**Data lines**

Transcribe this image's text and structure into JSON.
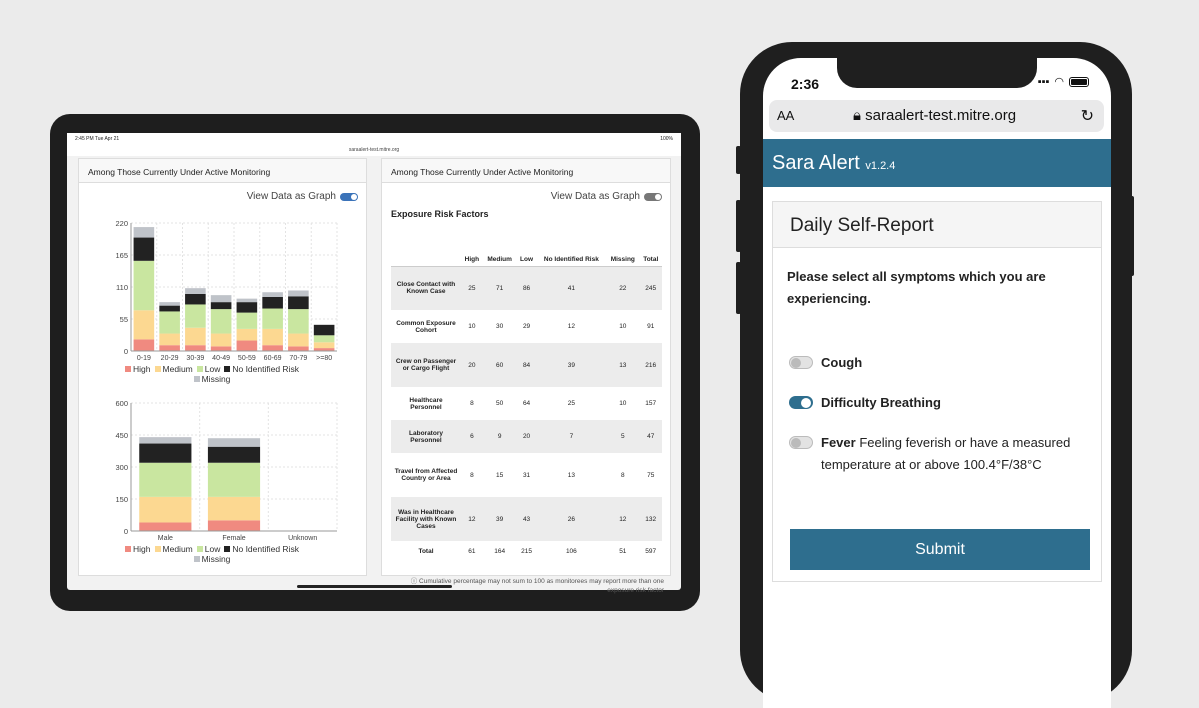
{
  "tablet": {
    "status_time": "2:45 PM   Tue Apr 21",
    "status_right": "100%",
    "url": "saraalert-test.mitre.org",
    "left_card": {
      "title": "Among Those Currently Under Active Monitoring",
      "toggle_label": "View Data as Graph"
    },
    "right_card": {
      "title": "Among Those Currently Under Active Monitoring",
      "toggle_label": "View Data as Graph",
      "table_title": "Exposure Risk Factors",
      "columns": [
        "",
        "High",
        "Medium",
        "Low",
        "No Identified Risk",
        "Missing",
        "Total"
      ],
      "rows": [
        {
          "label": "Close Contact with Known Case",
          "cells": [
            "25",
            "71",
            "86",
            "41",
            "22",
            "245"
          ]
        },
        {
          "label": "Common Exposure Cohort",
          "cells": [
            "10",
            "30",
            "29",
            "12",
            "10",
            "91"
          ]
        },
        {
          "label": "Crew on Passenger or Cargo Flight",
          "cells": [
            "20",
            "60",
            "84",
            "39",
            "13",
            "216"
          ]
        },
        {
          "label": "Healthcare Personnel",
          "cells": [
            "8",
            "50",
            "64",
            "25",
            "10",
            "157"
          ]
        },
        {
          "label": "Laboratory Personnel",
          "cells": [
            "6",
            "9",
            "20",
            "7",
            "5",
            "47"
          ]
        },
        {
          "label": "Travel from Affected Country or Area",
          "cells": [
            "8",
            "15",
            "31",
            "13",
            "8",
            "75"
          ]
        },
        {
          "label": "Was in Healthcare Facility with Known Cases",
          "cells": [
            "12",
            "39",
            "43",
            "26",
            "12",
            "132"
          ]
        },
        {
          "label": "Total",
          "cells": [
            "61",
            "164",
            "215",
            "106",
            "51",
            "597"
          ]
        }
      ],
      "footnote": "Cumulative percentage may not sum to 100 as monitorees may report more than one exposure risk factor"
    }
  },
  "chart_data": [
    {
      "type": "bar",
      "stacked": true,
      "categories": [
        "0-19",
        "20-29",
        "30-39",
        "40-49",
        "50-59",
        "60-69",
        "70-79",
        ">=80"
      ],
      "series": [
        {
          "name": "High",
          "values": [
            20,
            10,
            10,
            8,
            18,
            10,
            8,
            5
          ]
        },
        {
          "name": "Medium",
          "values": [
            50,
            20,
            30,
            22,
            20,
            28,
            22,
            10
          ]
        },
        {
          "name": "Low",
          "values": [
            85,
            38,
            40,
            42,
            28,
            35,
            42,
            12
          ]
        },
        {
          "name": "No Identified Risk",
          "values": [
            40,
            10,
            18,
            12,
            18,
            20,
            22,
            18
          ]
        },
        {
          "name": "Missing",
          "values": [
            18,
            6,
            10,
            12,
            6,
            8,
            10,
            0
          ]
        }
      ],
      "ylim": [
        0,
        220
      ],
      "yticks": [
        "220",
        "165",
        "110",
        "55",
        "0"
      ],
      "grid": true,
      "legend": "bottom"
    },
    {
      "type": "bar",
      "stacked": true,
      "categories": [
        "Male",
        "Female",
        "Unknown"
      ],
      "series": [
        {
          "name": "High",
          "values": [
            40,
            50,
            0
          ]
        },
        {
          "name": "Medium",
          "values": [
            120,
            110,
            0
          ]
        },
        {
          "name": "Low",
          "values": [
            160,
            160,
            0
          ]
        },
        {
          "name": "No Identified Risk",
          "values": [
            90,
            75,
            0
          ]
        },
        {
          "name": "Missing",
          "values": [
            30,
            40,
            0
          ]
        }
      ],
      "ylim": [
        0,
        600
      ],
      "yticks": [
        "600",
        "450",
        "300",
        "150",
        "0"
      ],
      "grid": true,
      "legend": "bottom"
    }
  ],
  "legend_colors": {
    "High": "#f08a80",
    "Medium": "#fcd891",
    "Low": "#c9e6a0",
    "No Identified Risk": "#222222",
    "Missing": "#bfc3c9"
  },
  "phone": {
    "time": "2:36",
    "url_aa": "AA",
    "url": "saraalert-test.mitre.org",
    "app_name": "Sara Alert",
    "version": "v1.2.4",
    "card_title": "Daily Self-Report",
    "prompt": "Please select all symptoms which you are experiencing.",
    "symptoms": [
      {
        "name": "Cough",
        "desc": "",
        "checked": false
      },
      {
        "name": "Difficulty Breathing",
        "desc": "",
        "checked": true
      },
      {
        "name": "Fever",
        "desc": "Feeling feverish or have a measured temperature at or above 100.4°F/38°C",
        "checked": false
      }
    ],
    "submit_label": "Submit"
  }
}
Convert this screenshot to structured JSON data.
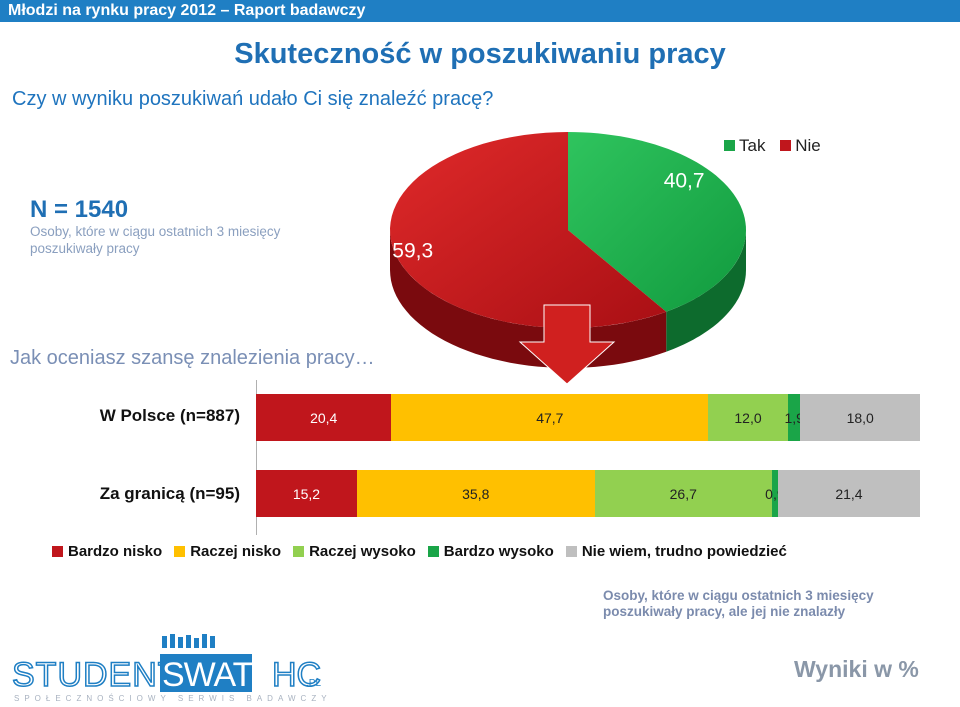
{
  "header": {
    "bar_title": "Młodzi na rynku pracy 2012 – Raport badawczy"
  },
  "title": "Skuteczność w poszukiwaniu pracy",
  "question1": "Czy w wyniku poszukiwań udało Ci się znaleźć pracę?",
  "sample": {
    "n": "N = 1540",
    "description": "Osoby, które w ciągu ostatnich 3 miesięcy poszukiwały pracy"
  },
  "question2": "Jak oceniasz szansę znalezienia pracy…",
  "note2": "Osoby, które w ciągu ostatnich 3 miesięcy poszukiwały pracy, ale jej nie znalazły",
  "footer_units": "Wyniki w %",
  "logo": {
    "left": "STUDENT",
    "box": "SWATCH",
    "suffix": ".PL",
    "tagline": "SPOŁECZNOŚCIOWY SERWIS BADAWCZY"
  },
  "colors": {
    "tak": "#1aa548",
    "nie": "#c0161c",
    "bardzo_nisko": "#c0161c",
    "raczej_nisko": "#ffc000",
    "raczej_wysoko": "#92d050",
    "bardzo_wysoko": "#1aa548",
    "nie_wiem": "#bfbfbf",
    "accent": "#1f7fc4"
  },
  "chart_data": [
    {
      "type": "pie",
      "labels": [
        "Tak",
        "Nie"
      ],
      "values": [
        40.7,
        59.3
      ],
      "value_labels": [
        "40,7",
        "59,3"
      ],
      "legend": [
        "Tak",
        "Nie"
      ],
      "legend_position": "top-right"
    },
    {
      "type": "bar",
      "orientation": "horizontal",
      "stacked": true,
      "categories": [
        "W Polsce (n=887)",
        "Za granicą (n=95)"
      ],
      "series": [
        {
          "name": "Bardzo nisko",
          "values": [
            20.4,
            15.2
          ],
          "labels": [
            "20,4",
            "15,2"
          ]
        },
        {
          "name": "Raczej nisko",
          "values": [
            47.7,
            35.8
          ],
          "labels": [
            "47,7",
            "35,8"
          ]
        },
        {
          "name": "Raczej wysoko",
          "values": [
            12.0,
            26.7
          ],
          "labels": [
            "12,0",
            "26,7"
          ]
        },
        {
          "name": "Bardzo wysoko",
          "values": [
            1.9,
            0.9
          ],
          "labels": [
            "1,9",
            "0,9"
          ]
        },
        {
          "name": "Nie wiem, trudno powiedzieć",
          "values": [
            18.0,
            21.4
          ],
          "labels": [
            "18,0",
            "21,4"
          ]
        }
      ],
      "legend_position": "bottom"
    }
  ]
}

**Work required**
Retype the entries word for word. Omit any images.

**Written reply**
Transcribe this image's text and structure into JSON.
{
  "tablet": {
    "status_time": "2:45 PM   Tue Apr 21",
    "status_right": "100%",
    "url": "saraalert-test.mitre.org",
    "left_card": {
      "title": "Among Those Currently Under Active Monitoring",
      "toggle_label": "View Data as Graph"
    },
    "right_card": {
      "title": "Among Those Currently Under Active Monitoring",
      "toggle_label": "View Data as Graph",
      "table_title": "Exposure Risk Factors",
      "columns": [
        "",
        "High",
        "Medium",
        "Low",
        "No Identified Risk",
        "Missing",
        "Total"
      ],
      "rows": [
        {
          "label": "Close Contact with Known Case",
          "cells": [
            "25",
            "71",
            "86",
            "41",
            "22",
            "245"
          ]
        },
        {
          "label": "Common Exposure Cohort",
          "cells": [
            "10",
            "30",
            "29",
            "12",
            "10",
            "91"
          ]
        },
        {
          "label": "Crew on Passenger or Cargo Flight",
          "cells": [
            "20",
            "60",
            "84",
            "39",
            "13",
            "216"
          ]
        },
        {
          "label": "Healthcare Personnel",
          "cells": [
            "8",
            "50",
            "64",
            "25",
            "10",
            "157"
          ]
        },
        {
          "label": "Laboratory Personnel",
          "cells": [
            "6",
            "9",
            "20",
            "7",
            "5",
            "47"
          ]
        },
        {
          "label": "Travel from Affected Country or Area",
          "cells": [
            "8",
            "15",
            "31",
            "13",
            "8",
            "75"
          ]
        },
        {
          "label": "Was in Healthcare Facility with Known Cases",
          "cells": [
            "12",
            "39",
            "43",
            "26",
            "12",
            "132"
          ]
        },
        {
          "label": "Total",
          "cells": [
            "61",
            "164",
            "215",
            "106",
            "51",
            "597"
          ]
        }
      ],
      "footnote": "Cumulative percentage may not sum to 100 as monitorees may report more than one exposure risk factor"
    }
  },
  "chart_data": [
    {
      "type": "bar",
      "stacked": true,
      "categories": [
        "0-19",
        "20-29",
        "30-39",
        "40-49",
        "50-59",
        "60-69",
        "70-79",
        ">=80"
      ],
      "series": [
        {
          "name": "High",
          "values": [
            20,
            10,
            10,
            8,
            18,
            10,
            8,
            5
          ]
        },
        {
          "name": "Medium",
          "values": [
            50,
            20,
            30,
            22,
            20,
            28,
            22,
            10
          ]
        },
        {
          "name": "Low",
          "values": [
            85,
            38,
            40,
            42,
            28,
            35,
            42,
            12
          ]
        },
        {
          "name": "No Identified Risk",
          "values": [
            40,
            10,
            18,
            12,
            18,
            20,
            22,
            18
          ]
        },
        {
          "name": "Missing",
          "values": [
            18,
            6,
            10,
            12,
            6,
            8,
            10,
            0
          ]
        }
      ],
      "ylim": [
        0,
        220
      ],
      "yticks": [
        "220",
        "165",
        "110",
        "55",
        "0"
      ],
      "grid": true,
      "legend": "bottom"
    },
    {
      "type": "bar",
      "stacked": true,
      "categories": [
        "Male",
        "Female",
        "Unknown"
      ],
      "series": [
        {
          "name": "High",
          "values": [
            40,
            50,
            0
          ]
        },
        {
          "name": "Medium",
          "values": [
            120,
            110,
            0
          ]
        },
        {
          "name": "Low",
          "values": [
            160,
            160,
            0
          ]
        },
        {
          "name": "No Identified Risk",
          "values": [
            90,
            75,
            0
          ]
        },
        {
          "name": "Missing",
          "values": [
            30,
            40,
            0
          ]
        }
      ],
      "ylim": [
        0,
        600
      ],
      "yticks": [
        "600",
        "450",
        "300",
        "150",
        "0"
      ],
      "grid": true,
      "legend": "bottom"
    }
  ],
  "legend_colors": {
    "High": "#f08a80",
    "Medium": "#fcd891",
    "Low": "#c9e6a0",
    "No Identified Risk": "#222222",
    "Missing": "#bfc3c9"
  },
  "phone": {
    "time": "2:36",
    "url_aa": "AA",
    "url": "saraalert-test.mitre.org",
    "app_name": "Sara Alert",
    "version": "v1.2.4",
    "card_title": "Daily Self-Report",
    "prompt": "Please select all symptoms which you are experiencing.",
    "symptoms": [
      {
        "name": "Cough",
        "desc": "",
        "checked": false
      },
      {
        "name": "Difficulty Breathing",
        "desc": "",
        "checked": true
      },
      {
        "name": "Fever",
        "desc": "Feeling feverish or have a measured temperature at or above 100.4°F/38°C",
        "checked": false
      }
    ],
    "submit_label": "Submit"
  }
}
Convert this screenshot to structured JSON data.
{
  "header": {
    "bar_title": "Młodzi na rynku pracy 2012 – Raport badawczy"
  },
  "title": "Skuteczność w poszukiwaniu pracy",
  "question1": "Czy w wyniku poszukiwań udało Ci się znaleźć pracę?",
  "sample": {
    "n": "N = 1540",
    "description": "Osoby, które w ciągu ostatnich 3 miesięcy poszukiwały pracy"
  },
  "question2": "Jak oceniasz szansę znalezienia pracy…",
  "note2": "Osoby, które w ciągu ostatnich 3 miesięcy poszukiwały pracy, ale jej nie znalazły",
  "footer_units": "Wyniki w %",
  "logo": {
    "left": "STUDENT",
    "box": "SWATCH",
    "suffix": ".PL",
    "tagline": "SPOŁECZNOŚCIOWY SERWIS BADAWCZY"
  },
  "colors": {
    "tak": "#1aa548",
    "nie": "#c0161c",
    "bardzo_nisko": "#c0161c",
    "raczej_nisko": "#ffc000",
    "raczej_wysoko": "#92d050",
    "bardzo_wysoko": "#1aa548",
    "nie_wiem": "#bfbfbf",
    "accent": "#1f7fc4"
  },
  "chart_data": [
    {
      "type": "pie",
      "labels": [
        "Tak",
        "Nie"
      ],
      "values": [
        40.7,
        59.3
      ],
      "value_labels": [
        "40,7",
        "59,3"
      ],
      "legend": [
        "Tak",
        "Nie"
      ],
      "legend_position": "top-right"
    },
    {
      "type": "bar",
      "orientation": "horizontal",
      "stacked": true,
      "categories": [
        "W Polsce (n=887)",
        "Za granicą (n=95)"
      ],
      "series": [
        {
          "name": "Bardzo nisko",
          "values": [
            20.4,
            15.2
          ],
          "labels": [
            "20,4",
            "15,2"
          ]
        },
        {
          "name": "Raczej nisko",
          "values": [
            47.7,
            35.8
          ],
          "labels": [
            "47,7",
            "35,8"
          ]
        },
        {
          "name": "Raczej wysoko",
          "values": [
            12.0,
            26.7
          ],
          "labels": [
            "12,0",
            "26,7"
          ]
        },
        {
          "name": "Bardzo wysoko",
          "values": [
            1.9,
            0.9
          ],
          "labels": [
            "1,9",
            "0,9"
          ]
        },
        {
          "name": "Nie wiem, trudno powiedzieć",
          "values": [
            18.0,
            21.4
          ],
          "labels": [
            "18,0",
            "21,4"
          ]
        }
      ],
      "legend_position": "bottom"
    }
  ]
}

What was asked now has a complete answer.